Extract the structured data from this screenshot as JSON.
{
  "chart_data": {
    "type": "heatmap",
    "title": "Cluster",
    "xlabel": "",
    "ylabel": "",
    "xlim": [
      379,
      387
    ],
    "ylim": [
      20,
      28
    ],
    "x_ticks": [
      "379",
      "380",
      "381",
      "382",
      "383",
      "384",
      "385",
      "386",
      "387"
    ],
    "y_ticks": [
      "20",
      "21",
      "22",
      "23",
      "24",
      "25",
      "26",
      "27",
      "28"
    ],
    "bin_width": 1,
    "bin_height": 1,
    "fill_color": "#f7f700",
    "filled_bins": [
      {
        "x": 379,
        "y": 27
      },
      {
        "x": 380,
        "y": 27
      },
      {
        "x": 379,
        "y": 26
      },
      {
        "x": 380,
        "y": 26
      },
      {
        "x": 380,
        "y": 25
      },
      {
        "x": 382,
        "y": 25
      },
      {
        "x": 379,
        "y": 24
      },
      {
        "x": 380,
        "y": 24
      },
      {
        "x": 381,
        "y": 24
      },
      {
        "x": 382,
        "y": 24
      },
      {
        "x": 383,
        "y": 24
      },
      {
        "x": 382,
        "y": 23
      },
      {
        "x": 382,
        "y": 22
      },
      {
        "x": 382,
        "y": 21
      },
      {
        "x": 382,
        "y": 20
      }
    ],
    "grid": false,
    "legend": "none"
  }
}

TO DO:
Quote the listing in full, please, keeping every line exact.

TASK SOLUTION:
Extract the structured data from this screenshot as JSON.
{
  "chart_data": {
    "type": "heatmap",
    "title": "Cluster",
    "xlabel": "",
    "ylabel": "",
    "xlim": [
      379,
      387
    ],
    "ylim": [
      20,
      28
    ],
    "x_ticks": [
      "379",
      "380",
      "381",
      "382",
      "383",
      "384",
      "385",
      "386",
      "387"
    ],
    "y_ticks": [
      "20",
      "21",
      "22",
      "23",
      "24",
      "25",
      "26",
      "27",
      "28"
    ],
    "bin_width": 1,
    "bin_height": 1,
    "fill_color": "#f7f700",
    "filled_bins": [
      {
        "x": 379,
        "y": 27
      },
      {
        "x": 380,
        "y": 27
      },
      {
        "x": 379,
        "y": 26
      },
      {
        "x": 380,
        "y": 26
      },
      {
        "x": 380,
        "y": 25
      },
      {
        "x": 382,
        "y": 25
      },
      {
        "x": 379,
        "y": 24
      },
      {
        "x": 380,
        "y": 24
      },
      {
        "x": 381,
        "y": 24
      },
      {
        "x": 382,
        "y": 24
      },
      {
        "x": 383,
        "y": 24
      },
      {
        "x": 382,
        "y": 23
      },
      {
        "x": 382,
        "y": 22
      },
      {
        "x": 382,
        "y": 21
      },
      {
        "x": 382,
        "y": 20
      }
    ],
    "grid": false,
    "legend": "none"
  }
}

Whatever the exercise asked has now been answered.